LISTED ENTRIES>
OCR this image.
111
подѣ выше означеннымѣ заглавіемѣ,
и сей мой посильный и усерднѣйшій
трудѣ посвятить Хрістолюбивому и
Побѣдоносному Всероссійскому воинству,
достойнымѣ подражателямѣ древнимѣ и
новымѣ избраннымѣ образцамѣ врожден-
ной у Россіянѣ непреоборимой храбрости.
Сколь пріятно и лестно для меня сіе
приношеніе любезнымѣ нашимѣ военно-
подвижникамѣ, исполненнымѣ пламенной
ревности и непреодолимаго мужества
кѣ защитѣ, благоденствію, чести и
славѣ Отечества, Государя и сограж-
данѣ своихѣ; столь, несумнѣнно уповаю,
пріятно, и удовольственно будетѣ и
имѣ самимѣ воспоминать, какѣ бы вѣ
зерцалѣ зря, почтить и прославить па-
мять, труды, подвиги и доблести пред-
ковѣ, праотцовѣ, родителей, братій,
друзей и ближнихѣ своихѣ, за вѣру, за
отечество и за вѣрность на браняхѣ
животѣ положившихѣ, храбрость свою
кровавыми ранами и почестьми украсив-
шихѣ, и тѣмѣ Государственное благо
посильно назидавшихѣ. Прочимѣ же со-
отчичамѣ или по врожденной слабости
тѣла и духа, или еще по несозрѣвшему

PROBLEM DETAILS> Return all of the data word for word.

PROBLEM SOLUTION>
OCR this image.
111
подѣ выше означеннымѣ заглавіемѣ,
и сей мой посильный и усерднѣйшій
трудѣ посвятить Хрістолюбивому и
Побѣдоносному Всероссійскому воинству,
достойнымѣ подражателямѣ древнимѣ и
новымѣ избраннымѣ образцамѣ врожден-
ной у Россіянѣ непреоборимой храбрости.
Сколь пріятно и лестно для меня сіе
приношеніе любезнымѣ нашимѣ военно-
подвижникамѣ, исполненнымѣ пламенной
ревности и непреодолимаго мужества
кѣ защитѣ, благоденствію, чести и
славѣ Отечества, Государя и сограж-
данѣ своихѣ; столь, несумнѣнно уповаю,
пріятно, и удовольственно будетѣ и
имѣ самимѣ воспоминать, какѣ бы вѣ
зерцалѣ зря, почтить и прославить па-
мять, труды, подвиги и доблести пред-
ковѣ, праотцовѣ, родителей, братій,
друзей и ближнихѣ своихѣ, за вѣру, за
отечество и за вѣрность на браняхѣ
животѣ положившихѣ, храбрость свою
кровавыми ранами и почестьми украсив-
шихѣ, и тѣмѣ Государственное благо
посильно назидавшихѣ. Прочимѣ же со-
отчичамѣ или по врожденной слабости
тѣла и духа, или еще по несозрѣвшему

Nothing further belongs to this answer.